Written task
Can you print every record below exactly as written?

Entries with figure data:
========
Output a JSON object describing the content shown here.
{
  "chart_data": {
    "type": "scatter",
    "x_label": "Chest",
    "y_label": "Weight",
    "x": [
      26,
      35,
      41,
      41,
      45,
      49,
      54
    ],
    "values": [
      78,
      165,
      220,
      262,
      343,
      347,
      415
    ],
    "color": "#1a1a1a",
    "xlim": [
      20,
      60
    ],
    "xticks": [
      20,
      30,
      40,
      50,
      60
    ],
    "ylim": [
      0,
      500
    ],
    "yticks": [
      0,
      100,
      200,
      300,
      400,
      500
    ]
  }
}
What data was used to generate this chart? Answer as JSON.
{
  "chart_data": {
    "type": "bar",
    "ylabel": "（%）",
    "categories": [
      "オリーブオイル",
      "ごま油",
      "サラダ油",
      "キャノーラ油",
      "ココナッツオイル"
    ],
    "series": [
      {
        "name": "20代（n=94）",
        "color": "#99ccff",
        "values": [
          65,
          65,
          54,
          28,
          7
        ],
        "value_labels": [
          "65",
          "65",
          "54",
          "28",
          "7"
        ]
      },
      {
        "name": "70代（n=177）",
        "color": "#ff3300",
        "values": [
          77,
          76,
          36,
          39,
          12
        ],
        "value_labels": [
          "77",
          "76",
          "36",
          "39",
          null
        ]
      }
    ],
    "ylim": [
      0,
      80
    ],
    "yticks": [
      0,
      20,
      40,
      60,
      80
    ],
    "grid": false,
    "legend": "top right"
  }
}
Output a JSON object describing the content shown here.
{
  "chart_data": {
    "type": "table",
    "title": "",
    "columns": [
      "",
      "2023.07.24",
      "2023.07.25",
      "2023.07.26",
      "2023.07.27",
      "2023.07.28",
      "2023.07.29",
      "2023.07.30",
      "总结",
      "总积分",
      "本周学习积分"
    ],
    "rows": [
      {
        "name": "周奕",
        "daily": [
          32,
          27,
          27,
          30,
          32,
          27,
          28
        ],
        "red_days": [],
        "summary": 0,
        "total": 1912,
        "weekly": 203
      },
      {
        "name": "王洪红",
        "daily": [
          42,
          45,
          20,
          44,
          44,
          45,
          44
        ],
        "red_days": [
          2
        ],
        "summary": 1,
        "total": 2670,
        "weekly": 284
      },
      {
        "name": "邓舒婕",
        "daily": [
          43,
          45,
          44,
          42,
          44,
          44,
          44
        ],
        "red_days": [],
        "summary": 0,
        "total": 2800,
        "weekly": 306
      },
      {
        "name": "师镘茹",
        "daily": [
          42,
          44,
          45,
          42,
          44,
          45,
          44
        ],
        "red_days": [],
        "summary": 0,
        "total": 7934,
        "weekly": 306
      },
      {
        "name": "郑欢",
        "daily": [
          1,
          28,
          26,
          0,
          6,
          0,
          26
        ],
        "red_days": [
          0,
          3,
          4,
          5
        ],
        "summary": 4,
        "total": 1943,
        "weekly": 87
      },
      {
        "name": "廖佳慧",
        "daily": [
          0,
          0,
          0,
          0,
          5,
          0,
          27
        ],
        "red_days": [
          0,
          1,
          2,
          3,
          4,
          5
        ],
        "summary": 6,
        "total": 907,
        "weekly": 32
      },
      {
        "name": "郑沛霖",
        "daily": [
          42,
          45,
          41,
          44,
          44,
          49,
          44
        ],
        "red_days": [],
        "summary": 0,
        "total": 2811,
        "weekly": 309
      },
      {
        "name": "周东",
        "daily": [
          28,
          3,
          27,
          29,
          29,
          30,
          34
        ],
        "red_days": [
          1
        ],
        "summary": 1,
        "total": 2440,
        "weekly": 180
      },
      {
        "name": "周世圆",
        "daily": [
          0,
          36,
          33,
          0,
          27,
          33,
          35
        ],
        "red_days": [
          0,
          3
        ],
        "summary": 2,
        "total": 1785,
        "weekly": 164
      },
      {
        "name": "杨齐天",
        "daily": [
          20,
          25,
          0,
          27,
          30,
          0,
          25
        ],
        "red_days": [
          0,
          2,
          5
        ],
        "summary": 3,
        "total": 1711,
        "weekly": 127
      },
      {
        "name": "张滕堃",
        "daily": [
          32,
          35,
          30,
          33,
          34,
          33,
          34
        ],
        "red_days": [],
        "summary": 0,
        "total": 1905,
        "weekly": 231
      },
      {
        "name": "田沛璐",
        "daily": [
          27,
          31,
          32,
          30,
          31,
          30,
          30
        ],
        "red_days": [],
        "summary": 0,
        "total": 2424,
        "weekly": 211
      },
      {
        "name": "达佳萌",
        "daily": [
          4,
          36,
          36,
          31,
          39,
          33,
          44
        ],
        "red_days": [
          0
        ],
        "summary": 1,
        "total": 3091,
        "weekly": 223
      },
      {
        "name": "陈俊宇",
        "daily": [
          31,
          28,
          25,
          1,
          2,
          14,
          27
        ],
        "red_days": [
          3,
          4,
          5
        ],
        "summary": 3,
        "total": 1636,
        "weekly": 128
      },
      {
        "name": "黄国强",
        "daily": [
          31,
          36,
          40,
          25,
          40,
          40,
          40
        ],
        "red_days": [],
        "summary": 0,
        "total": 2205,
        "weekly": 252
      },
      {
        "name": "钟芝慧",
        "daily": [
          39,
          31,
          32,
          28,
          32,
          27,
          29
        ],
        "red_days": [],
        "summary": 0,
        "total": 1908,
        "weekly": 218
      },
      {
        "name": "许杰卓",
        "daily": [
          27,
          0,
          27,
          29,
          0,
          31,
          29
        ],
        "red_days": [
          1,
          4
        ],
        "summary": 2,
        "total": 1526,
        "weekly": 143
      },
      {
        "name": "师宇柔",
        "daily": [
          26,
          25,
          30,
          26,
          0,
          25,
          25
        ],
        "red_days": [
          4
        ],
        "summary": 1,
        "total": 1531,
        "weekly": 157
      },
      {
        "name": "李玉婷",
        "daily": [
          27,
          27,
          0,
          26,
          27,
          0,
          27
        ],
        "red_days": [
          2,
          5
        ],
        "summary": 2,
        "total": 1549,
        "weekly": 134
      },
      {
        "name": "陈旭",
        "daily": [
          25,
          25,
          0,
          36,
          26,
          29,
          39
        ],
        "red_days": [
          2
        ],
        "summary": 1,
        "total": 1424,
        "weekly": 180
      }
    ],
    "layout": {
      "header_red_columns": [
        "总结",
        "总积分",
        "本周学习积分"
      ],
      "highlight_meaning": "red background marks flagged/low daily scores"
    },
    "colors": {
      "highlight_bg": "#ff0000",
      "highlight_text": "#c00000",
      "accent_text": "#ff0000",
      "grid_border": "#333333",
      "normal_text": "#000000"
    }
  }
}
========
Exercise result
Output a JSON object describing the content shown here.
{
  "chart_data": {
    "type": "scatter",
    "x_label": "Chest",
    "y_label": "Weight",
    "x": [
      26,
      35,
      41,
      41,
      45,
      49,
      54
    ],
    "values": [
      78,
      165,
      220,
      262,
      343,
      347,
      415
    ],
    "color": "#1a1a1a",
    "xlim": [
      20,
      60
    ],
    "xticks": [
      20,
      30,
      40,
      50,
      60
    ],
    "ylim": [
      0,
      500
    ],
    "yticks": [
      0,
      100,
      200,
      300,
      400,
      500
    ]
  }
}
What data was used to generate this chart? Answer as JSON.
{
  "chart_data": {
    "type": "bar",
    "ylabel": "（%）",
    "categories": [
      "オリーブオイル",
      "ごま油",
      "サラダ油",
      "キャノーラ油",
      "ココナッツオイル"
    ],
    "series": [
      {
        "name": "20代（n=94）",
        "color": "#99ccff",
        "values": [
          65,
          65,
          54,
          28,
          7
        ],
        "value_labels": [
          "65",
          "65",
          "54",
          "28",
          "7"
        ]
      },
      {
        "name": "70代（n=177）",
        "color": "#ff3300",
        "values": [
          77,
          76,
          36,
          39,
          12
        ],
        "value_labels": [
          "77",
          "76",
          "36",
          "39",
          null
        ]
      }
    ],
    "ylim": [
      0,
      80
    ],
    "yticks": [
      0,
      20,
      40,
      60,
      80
    ],
    "grid": false,
    "legend": "top right"
  }
}
Output a JSON object describing the content shown here.
{
  "chart_data": {
    "type": "table",
    "title": "",
    "columns": [
      "",
      "2023.07.24",
      "2023.07.25",
      "2023.07.26",
      "2023.07.27",
      "2023.07.28",
      "2023.07.29",
      "2023.07.30",
      "总结",
      "总积分",
      "本周学习积分"
    ],
    "rows": [
      {
        "name": "周奕",
        "daily": [
          32,
          27,
          27,
          30,
          32,
          27,
          28
        ],
        "red_days": [],
        "summary": 0,
        "total": 1912,
        "weekly": 203
      },
      {
        "name": "王洪红",
        "daily": [
          42,
          45,
          20,
          44,
          44,
          45,
          44
        ],
        "red_days": [
          2
        ],
        "summary": 1,
        "total": 2670,
        "weekly": 284
      },
      {
        "name": "邓舒婕",
        "daily": [
          43,
          45,
          44,
          42,
          44,
          44,
          44
        ],
        "red_days": [],
        "summary": 0,
        "total": 2800,
        "weekly": 306
      },
      {
        "name": "师镘茹",
        "daily": [
          42,
          44,
          45,
          42,
          44,
          45,
          44
        ],
        "red_days": [],
        "summary": 0,
        "total": 7934,
        "weekly": 306
      },
      {
        "name": "郑欢",
        "daily": [
          1,
          28,
          26,
          0,
          6,
          0,
          26
        ],
        "red_days": [
          0,
          3,
          4,
          5
        ],
        "summary": 4,
        "total": 1943,
        "weekly": 87
      },
      {
        "name": "廖佳慧",
        "daily": [
          0,
          0,
          0,
          0,
          5,
          0,
          27
        ],
        "red_days": [
          0,
          1,
          2,
          3,
          4,
          5
        ],
        "summary": 6,
        "total": 907,
        "weekly": 32
      },
      {
        "name": "郑沛霖",
        "daily": [
          42,
          45,
          41,
          44,
          44,
          49,
          44
        ],
        "red_days": [],
        "summary": 0,
        "total": 2811,
        "weekly": 309
      },
      {
        "name": "周东",
        "daily": [
          28,
          3,
          27,
          29,
          29,
          30,
          34
        ],
        "red_days": [
          1
        ],
        "summary": 1,
        "total": 2440,
        "weekly": 180
      },
      {
        "name": "周世圆",
        "daily": [
          0,
          36,
          33,
          0,
          27,
          33,
          35
        ],
        "red_days": [
          0,
          3
        ],
        "summary": 2,
        "total": 1785,
        "weekly": 164
      },
      {
        "name": "杨齐天",
        "daily": [
          20,
          25,
          0,
          27,
          30,
          0,
          25
        ],
        "red_days": [
          0,
          2,
          5
        ],
        "summary": 3,
        "total": 1711,
        "weekly": 127
      },
      {
        "name": "张滕堃",
        "daily": [
          32,
          35,
          30,
          33,
          34,
          33,
          34
        ],
        "red_days": [],
        "summary": 0,
        "total": 1905,
        "weekly": 231
      },
      {
        "name": "田沛璐",
        "daily": [
          27,
          31,
          32,
          30,
          31,
          30,
          30
        ],
        "red_days": [],
        "summary": 0,
        "total": 2424,
        "weekly": 211
      },
      {
        "name": "达佳萌",
        "daily": [
          4,
          36,
          36,
          31,
          39,
          33,
          44
        ],
        "red_days": [
          0
        ],
        "summary": 1,
        "total": 3091,
        "weekly": 223
      },
      {
        "name": "陈俊宇",
        "daily": [
          31,
          28,
          25,
          1,
          2,
          14,
          27
        ],
        "red_days": [
          3,
          4,
          5
        ],
        "summary": 3,
        "total": 1636,
        "weekly": 128
      },
      {
        "name": "黄国强",
        "daily": [
          31,
          36,
          40,
          25,
          40,
          40,
          40
        ],
        "red_days": [],
        "summary": 0,
        "total": 2205,
        "weekly": 252
      },
      {
        "name": "钟芝慧",
        "daily": [
          39,
          31,
          32,
          28,
          32,
          27,
          29
        ],
        "red_days": [],
        "summary": 0,
        "total": 1908,
        "weekly": 218
      },
      {
        "name": "许杰卓",
        "daily": [
          27,
          0,
          27,
          29,
          0,
          31,
          29
        ],
        "red_days": [
          1,
          4
        ],
        "summary": 2,
        "total": 1526,
        "weekly": 143
      },
      {
        "name": "师宇柔",
        "daily": [
          26,
          25,
          30,
          26,
          0,
          25,
          25
        ],
        "red_days": [
          4
        ],
        "summary": 1,
        "total": 1531,
        "weekly": 157
      },
      {
        "name": "李玉婷",
        "daily": [
          27,
          27,
          0,
          26,
          27,
          0,
          27
        ],
        "red_days": [
          2,
          5
        ],
        "summary": 2,
        "total": 1549,
        "weekly": 134
      },
      {
        "name": "陈旭",
        "daily": [
          25,
          25,
          0,
          36,
          26,
          29,
          39
        ],
        "red_days": [
          2
        ],
        "summary": 1,
        "total": 1424,
        "weekly": 180
      }
    ],
    "layout": {
      "header_red_columns": [
        "总结",
        "总积分",
        "本周学习积分"
      ],
      "highlight_meaning": "red background marks flagged/low daily scores"
    },
    "colors": {
      "highlight_bg": "#ff0000",
      "highlight_text": "#c00000",
      "accent_text": "#ff0000",
      "grid_border": "#333333",
      "normal_text": "#000000"
    }
  }
}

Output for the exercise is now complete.